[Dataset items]
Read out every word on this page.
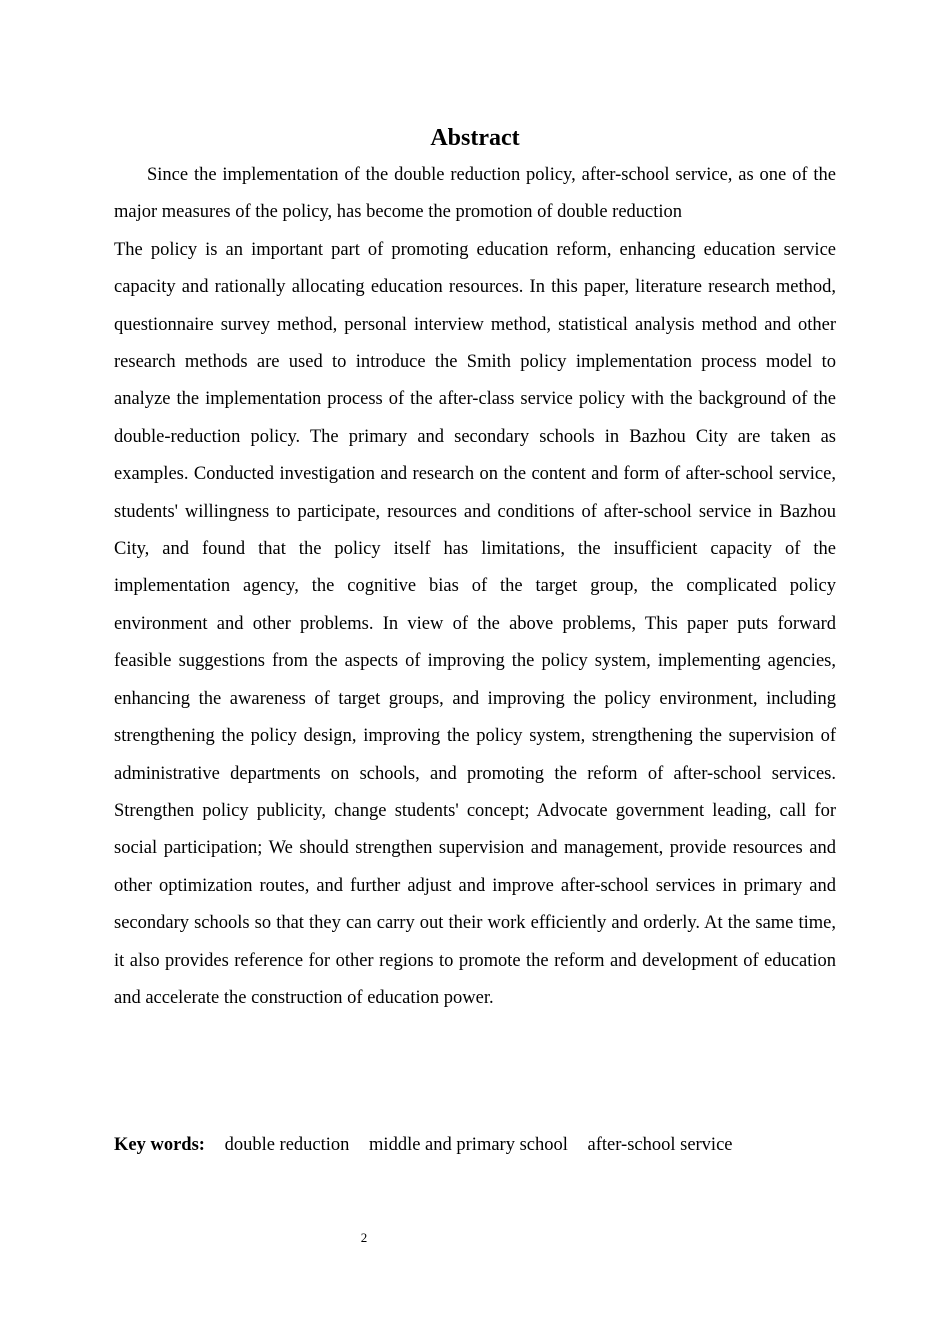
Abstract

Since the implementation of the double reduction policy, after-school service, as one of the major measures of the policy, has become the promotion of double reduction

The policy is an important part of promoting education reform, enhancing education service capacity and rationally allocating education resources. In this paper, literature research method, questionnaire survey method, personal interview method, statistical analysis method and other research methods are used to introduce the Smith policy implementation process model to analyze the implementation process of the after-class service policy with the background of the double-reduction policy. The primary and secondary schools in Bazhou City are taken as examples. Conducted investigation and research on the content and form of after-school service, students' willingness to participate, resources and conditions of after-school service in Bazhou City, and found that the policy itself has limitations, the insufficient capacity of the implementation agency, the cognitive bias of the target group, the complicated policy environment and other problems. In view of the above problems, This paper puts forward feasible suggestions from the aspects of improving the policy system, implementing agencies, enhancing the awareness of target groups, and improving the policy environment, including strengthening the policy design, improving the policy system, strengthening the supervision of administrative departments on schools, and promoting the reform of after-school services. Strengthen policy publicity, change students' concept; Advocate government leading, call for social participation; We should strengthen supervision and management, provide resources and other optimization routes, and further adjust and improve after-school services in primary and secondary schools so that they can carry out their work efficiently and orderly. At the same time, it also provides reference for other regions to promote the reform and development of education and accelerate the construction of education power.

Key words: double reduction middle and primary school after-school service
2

DO THIS ▸ Do not include images; quote all of the entries above exactly.

WORKED SOLUTION ▸
Read out every word on this page.
Abstract

Since the implementation of the double reduction policy, after-school service, as one of the major measures of the policy, has become the promotion of double reduction

The policy is an important part of promoting education reform, enhancing education service capacity and rationally allocating education resources. In this paper, literature research method, questionnaire survey method, personal interview method, statistical analysis method and other research methods are used to introduce the Smith policy implementation process model to analyze the implementation process of the after-class service policy with the background of the double-reduction policy. The primary and secondary schools in Bazhou City are taken as examples. Conducted investigation and research on the content and form of after-school service, students' willingness to participate, resources and conditions of after-school service in Bazhou City, and found that the policy itself has limitations, the insufficient capacity of the implementation agency, the cognitive bias of the target group, the complicated policy environment and other problems. In view of the above problems, This paper puts forward feasible suggestions from the aspects of improving the policy system, implementing agencies, enhancing the awareness of target groups, and improving the policy environment, including strengthening the policy design, improving the policy system, strengthening the supervision of administrative departments on schools, and promoting the reform of after-school services. Strengthen policy publicity, change students' concept; Advocate government leading, call for social participation; We should strengthen supervision and management, provide resources and other optimization routes, and further adjust and improve after-school services in primary and secondary schools so that they can carry out their work efficiently and orderly. At the same time, it also provides reference for other regions to promote the reform and development of education and accelerate the construction of education power.

Key words: double reduction middle and primary school after-school service
2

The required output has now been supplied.